--- Start Data supplied ---

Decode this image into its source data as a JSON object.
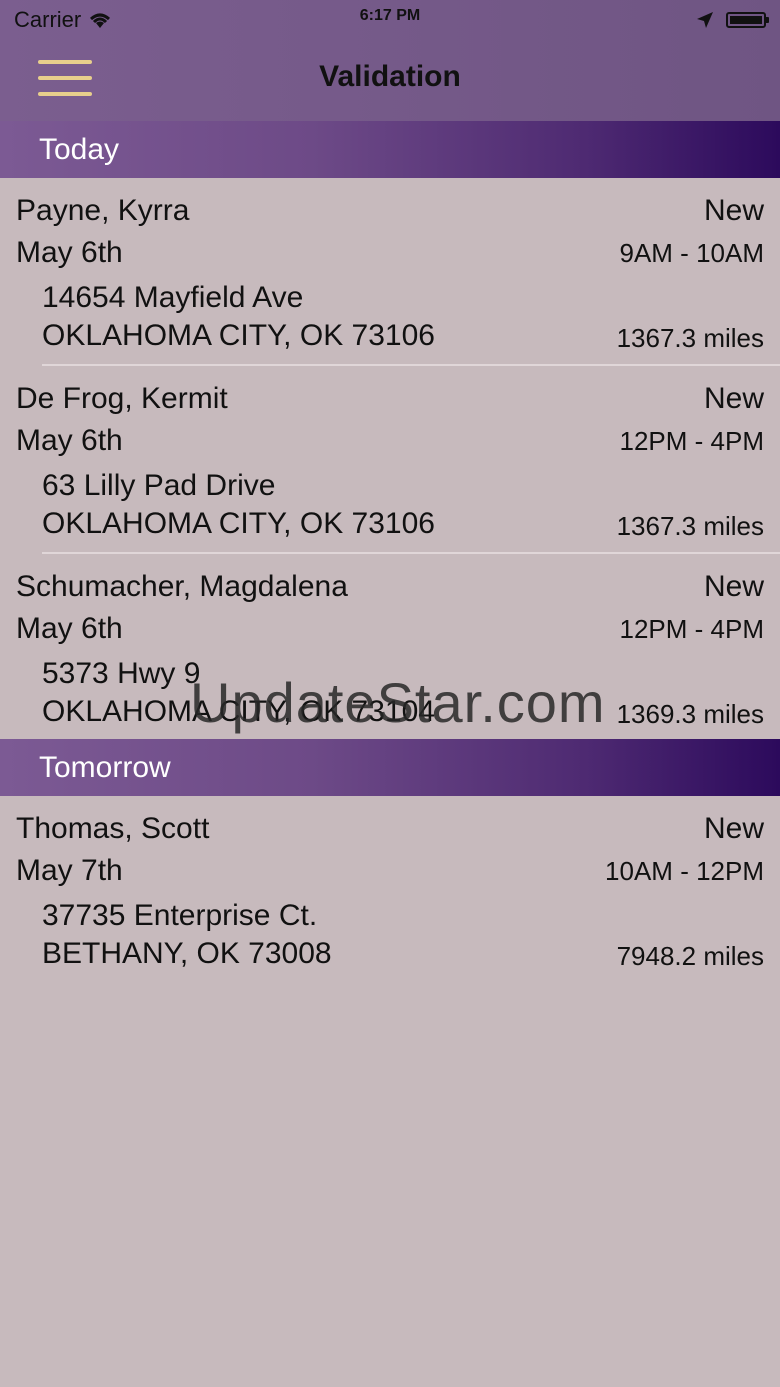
{
  "status_bar": {
    "carrier": "Carrier",
    "time": "6:17 PM"
  },
  "header": {
    "title": "Validation"
  },
  "sections": [
    {
      "label": "Today",
      "items": [
        {
          "name": "Payne, Kyrra",
          "status": "New",
          "date": "May 6th",
          "time": "9AM - 10AM",
          "street": "14654 Mayfield Ave",
          "city": "OKLAHOMA CITY, OK 73106",
          "distance": "1367.3 miles"
        },
        {
          "name": "De Frog, Kermit",
          "status": "New",
          "date": "May 6th",
          "time": "12PM - 4PM",
          "street": "63 Lilly Pad Drive",
          "city": "OKLAHOMA CITY, OK 73106",
          "distance": "1367.3 miles"
        },
        {
          "name": "Schumacher, Magdalena",
          "status": "New",
          "date": "May 6th",
          "time": "12PM - 4PM",
          "street": "5373 Hwy 9",
          "city": "OKLAHOMA CITY, OK 73104",
          "distance": "1369.3 miles"
        }
      ]
    },
    {
      "label": "Tomorrow",
      "items": [
        {
          "name": "Thomas, Scott",
          "status": "New",
          "date": "May 7th",
          "time": "10AM - 12PM",
          "street": "37735 Enterprise Ct.",
          "city": "BETHANY, OK 73008",
          "distance": "7948.2 miles"
        }
      ]
    }
  ],
  "watermark": "UpdateStar.com",
  "colors": {
    "accent": "#e7cf8c",
    "header": "#7b5e8f",
    "section_end": "#2c0a5c",
    "background": "#c7babd"
  }
}
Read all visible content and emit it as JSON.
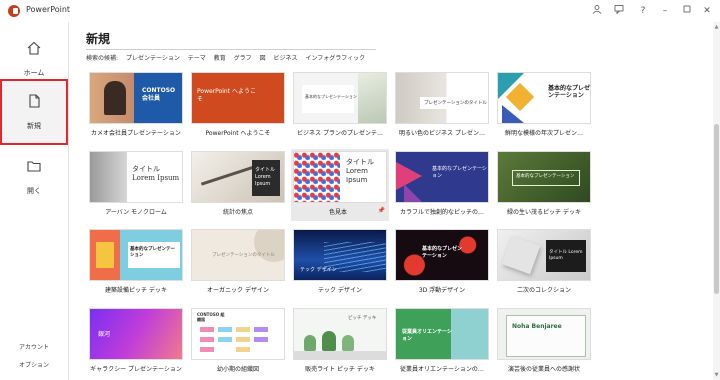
{
  "app": {
    "title": "PowerPoint"
  },
  "titlebar": {
    "icons": [
      "avatar-icon",
      "feedback-icon",
      "help-icon",
      "minimize-icon",
      "maximize-icon",
      "close-icon"
    ]
  },
  "sidebar": {
    "items": [
      {
        "label": "ホーム",
        "icon": "home-icon"
      },
      {
        "label": "新規",
        "icon": "new-document-icon"
      },
      {
        "label": "開く",
        "icon": "folder-icon"
      }
    ],
    "bottom": [
      "アカウント",
      "オプション"
    ]
  },
  "main": {
    "title": "新規",
    "suggest_label": "検索の候補:",
    "suggestions": [
      "プレゼンテーション",
      "テーマ",
      "教育",
      "グラフ",
      "図",
      "ビジネス",
      "インフォグラフィック"
    ]
  },
  "templates": [
    {
      "caption": "カメオ会社員プレゼンテーション",
      "thumb_title": "CONTOSO 会社員"
    },
    {
      "caption": "PowerPoint へようこそ",
      "thumb_title": "PowerPoint へようこそ"
    },
    {
      "caption": "ビジネス プランのプレゼンテ…",
      "thumb_title": "基本的なプレゼンテーション"
    },
    {
      "caption": "明るい色のビジネス プレゼン…",
      "thumb_title": "プレゼンテーションのタイトル"
    },
    {
      "caption": "鮮明な模様の年次プレゼン…",
      "thumb_title": "基本的なプレゼンテーション"
    },
    {
      "caption": "アーバン モノクローム",
      "thumb_title": "タイトル Lorem Ipsum"
    },
    {
      "caption": "統計の焦点",
      "thumb_title": "タイトル Lorem Ipsum"
    },
    {
      "caption": "色見本",
      "thumb_title": "タイトル Lorem Ipsum"
    },
    {
      "caption": "カラフルで独創的なピッチの…",
      "thumb_title": "基本的なプレゼンテーション"
    },
    {
      "caption": "緑の生い茂るピッチ デッキ",
      "thumb_title": "基本的なプレゼンテーション"
    },
    {
      "caption": "建築設備ピッチ デッキ",
      "thumb_title": "基本的なプレゼンテーション"
    },
    {
      "caption": "オーガニック デザイン",
      "thumb_title": "プレゼンテーションのタイトル"
    },
    {
      "caption": "テック デザイン",
      "thumb_title": "テック デザイン"
    },
    {
      "caption": "3D 浮動デザイン",
      "thumb_title": "基本的なプレゼンテーション"
    },
    {
      "caption": "二次のコレクション",
      "thumb_title": "タイトル Lorem Ipsum"
    },
    {
      "caption": "ギャラクシー プレゼンテーション",
      "thumb_title": "銀河"
    },
    {
      "caption": "幼小期の組織図",
      "thumb_title": "CONTOSO 組織図"
    },
    {
      "caption": "販売ライト ピッチ デッキ",
      "thumb_title": "ピッチ デッキ"
    },
    {
      "caption": "従業員オリエンテーションの…",
      "thumb_title": "従業員オリエンテーション"
    },
    {
      "caption": "演芸後の従業員への感謝状",
      "thumb_title": "Noha Benjaree"
    }
  ]
}
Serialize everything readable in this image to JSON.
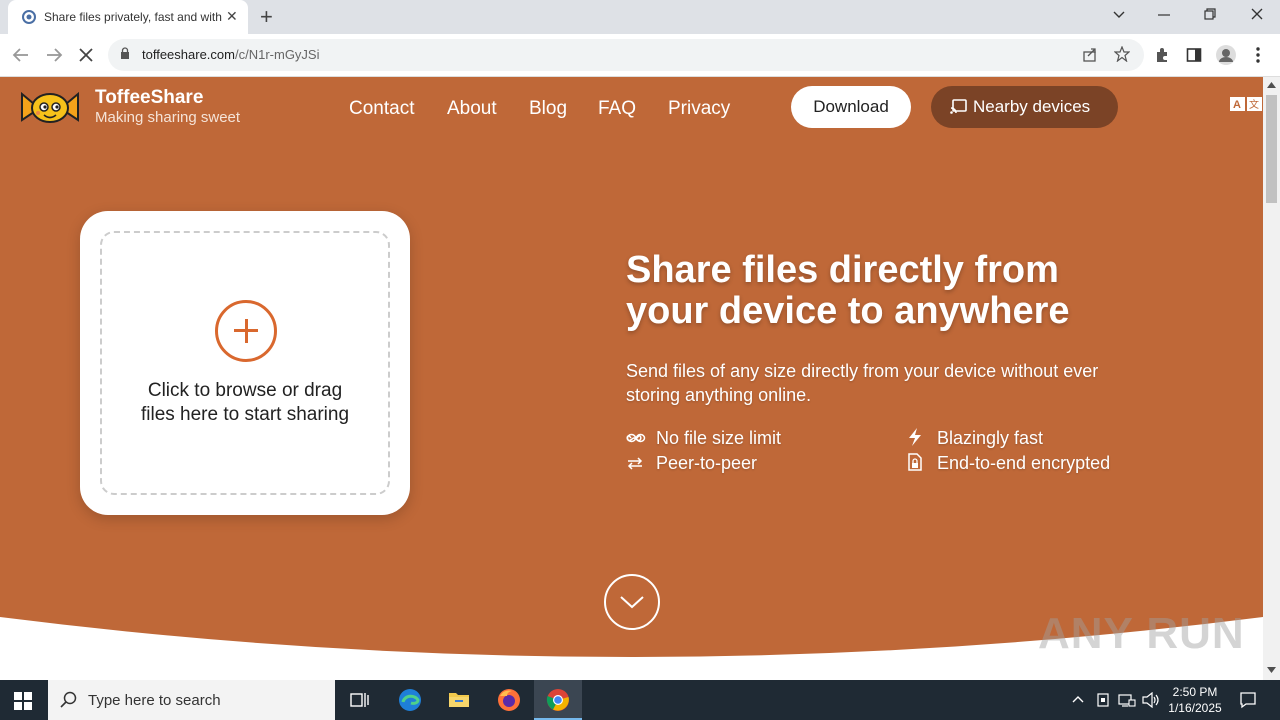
{
  "browser": {
    "tab_title": "Share files privately, fast and with",
    "url_host": "toffeeshare.com",
    "url_path": "/c/N1r-mGyJSi"
  },
  "site": {
    "brand_name": "ToffeeShare",
    "tagline": "Making sharing sweet",
    "nav": [
      "Contact",
      "About",
      "Blog",
      "FAQ",
      "Privacy"
    ],
    "download_label": "Download",
    "nearby_label": "Nearby devices",
    "accent_color": "#bf6838",
    "dark_button_color": "#7b4326",
    "plus_color": "#d9682e"
  },
  "upload": {
    "line1": "Click to browse or drag",
    "line2": "files here to start sharing"
  },
  "hero": {
    "headline_line1": "Share files directly from",
    "headline_line2": "your device to anywhere",
    "subtext": "Send files of any size directly from your device without ever storing anything online.",
    "features": [
      {
        "icon": "infinity-icon",
        "label": "No file size limit"
      },
      {
        "icon": "lightning-icon",
        "label": "Blazingly fast"
      },
      {
        "icon": "swap-arrows-icon",
        "label": "Peer-to-peer"
      },
      {
        "icon": "locked-file-icon",
        "label": "End-to-end encrypted"
      }
    ]
  },
  "watermark": "ANY RUN",
  "taskbar": {
    "search_placeholder": "Type here to search",
    "time": "2:50 PM",
    "date": "1/16/2025"
  }
}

--- End Data supplied ---

■ **Exercise objective**
Leave out the pictures and restate everything else word for word.

■ **Written answer**
Decode this image into its source data as a JSON object.
{
  "status_bar": {
    "carrier": "Carrier",
    "time": "6:17 PM"
  },
  "header": {
    "title": "Validation"
  },
  "sections": [
    {
      "label": "Today",
      "items": [
        {
          "name": "Payne, Kyrra",
          "status": "New",
          "date": "May 6th",
          "time": "9AM - 10AM",
          "street": "14654 Mayfield Ave",
          "city": "OKLAHOMA CITY, OK 73106",
          "distance": "1367.3 miles"
        },
        {
          "name": "De Frog, Kermit",
          "status": "New",
          "date": "May 6th",
          "time": "12PM - 4PM",
          "street": "63 Lilly Pad Drive",
          "city": "OKLAHOMA CITY, OK 73106",
          "distance": "1367.3 miles"
        },
        {
          "name": "Schumacher, Magdalena",
          "status": "New",
          "date": "May 6th",
          "time": "12PM - 4PM",
          "street": "5373 Hwy 9",
          "city": "OKLAHOMA CITY, OK 73104",
          "distance": "1369.3 miles"
        }
      ]
    },
    {
      "label": "Tomorrow",
      "items": [
        {
          "name": "Thomas, Scott",
          "status": "New",
          "date": "May 7th",
          "time": "10AM - 12PM",
          "street": "37735 Enterprise Ct.",
          "city": "BETHANY, OK 73008",
          "distance": "7948.2 miles"
        }
      ]
    }
  ],
  "watermark": "UpdateStar.com",
  "colors": {
    "accent": "#e7cf8c",
    "header": "#7b5e8f",
    "section_end": "#2c0a5c",
    "background": "#c7babd"
  }
}
Read all visible content and emit it as JSON.
{
  "app": {
    "title": "PowerPoint"
  },
  "titlebar": {
    "icons": [
      "avatar-icon",
      "feedback-icon",
      "help-icon",
      "minimize-icon",
      "maximize-icon",
      "close-icon"
    ]
  },
  "sidebar": {
    "items": [
      {
        "label": "ホーム",
        "icon": "home-icon"
      },
      {
        "label": "新規",
        "icon": "new-document-icon"
      },
      {
        "label": "開く",
        "icon": "folder-icon"
      }
    ],
    "bottom": [
      "アカウント",
      "オプション"
    ]
  },
  "main": {
    "title": "新規",
    "suggest_label": "検索の候補:",
    "suggestions": [
      "プレゼンテーション",
      "テーマ",
      "教育",
      "グラフ",
      "図",
      "ビジネス",
      "インフォグラフィック"
    ]
  },
  "templates": [
    {
      "caption": "カメオ会社員プレゼンテーション",
      "thumb_title": "CONTOSO 会社員"
    },
    {
      "caption": "PowerPoint へようこそ",
      "thumb_title": "PowerPoint へようこそ"
    },
    {
      "caption": "ビジネス プランのプレゼンテ…",
      "thumb_title": "基本的なプレゼンテーション"
    },
    {
      "caption": "明るい色のビジネス プレゼン…",
      "thumb_title": "プレゼンテーションのタイトル"
    },
    {
      "caption": "鮮明な模様の年次プレゼン…",
      "thumb_title": "基本的なプレゼンテーション"
    },
    {
      "caption": "アーバン モノクローム",
      "thumb_title": "タイトル Lorem Ipsum"
    },
    {
      "caption": "統計の焦点",
      "thumb_title": "タイトル Lorem Ipsum"
    },
    {
      "caption": "色見本",
      "thumb_title": "タイトル Lorem Ipsum"
    },
    {
      "caption": "カラフルで独創的なピッチの…",
      "thumb_title": "基本的なプレゼンテーション"
    },
    {
      "caption": "緑の生い茂るピッチ デッキ",
      "thumb_title": "基本的なプレゼンテーション"
    },
    {
      "caption": "建築設備ピッチ デッキ",
      "thumb_title": "基本的なプレゼンテーション"
    },
    {
      "caption": "オーガニック デザイン",
      "thumb_title": "プレゼンテーションのタイトル"
    },
    {
      "caption": "テック デザイン",
      "thumb_title": "テック デザイン"
    },
    {
      "caption": "3D 浮動デザイン",
      "thumb_title": "基本的なプレゼンテーション"
    },
    {
      "caption": "二次のコレクション",
      "thumb_title": "タイトル Lorem Ipsum"
    },
    {
      "caption": "ギャラクシー プレゼンテーション",
      "thumb_title": "銀河"
    },
    {
      "caption": "幼小期の組織図",
      "thumb_title": "CONTOSO 組織図"
    },
    {
      "caption": "販売ライト ピッチ デッキ",
      "thumb_title": "ピッチ デッキ"
    },
    {
      "caption": "従業員オリエンテーションの…",
      "thumb_title": "従業員オリエンテーション"
    },
    {
      "caption": "演芸後の従業員への感謝状",
      "thumb_title": "Noha Benjaree"
    }
  ]
}
Serialize everything readable in this image to JSON.
{
  "browser": {
    "tab_title": "Share files privately, fast and with",
    "url_host": "toffeeshare.com",
    "url_path": "/c/N1r-mGyJSi"
  },
  "site": {
    "brand_name": "ToffeeShare",
    "tagline": "Making sharing sweet",
    "nav": [
      "Contact",
      "About",
      "Blog",
      "FAQ",
      "Privacy"
    ],
    "download_label": "Download",
    "nearby_label": "Nearby devices",
    "accent_color": "#bf6838",
    "dark_button_color": "#7b4326",
    "plus_color": "#d9682e"
  },
  "upload": {
    "line1": "Click to browse or drag",
    "line2": "files here to start sharing"
  },
  "hero": {
    "headline_line1": "Share files directly from",
    "headline_line2": "your device to anywhere",
    "subtext": "Send files of any size directly from your device without ever storing anything online.",
    "features": [
      {
        "icon": "infinity-icon",
        "label": "No file size limit"
      },
      {
        "icon": "lightning-icon",
        "label": "Blazingly fast"
      },
      {
        "icon": "swap-arrows-icon",
        "label": "Peer-to-peer"
      },
      {
        "icon": "locked-file-icon",
        "label": "End-to-end encrypted"
      }
    ]
  },
  "watermark": "ANY RUN",
  "taskbar": {
    "search_placeholder": "Type here to search",
    "time": "2:50 PM",
    "date": "1/16/2025"
  }
}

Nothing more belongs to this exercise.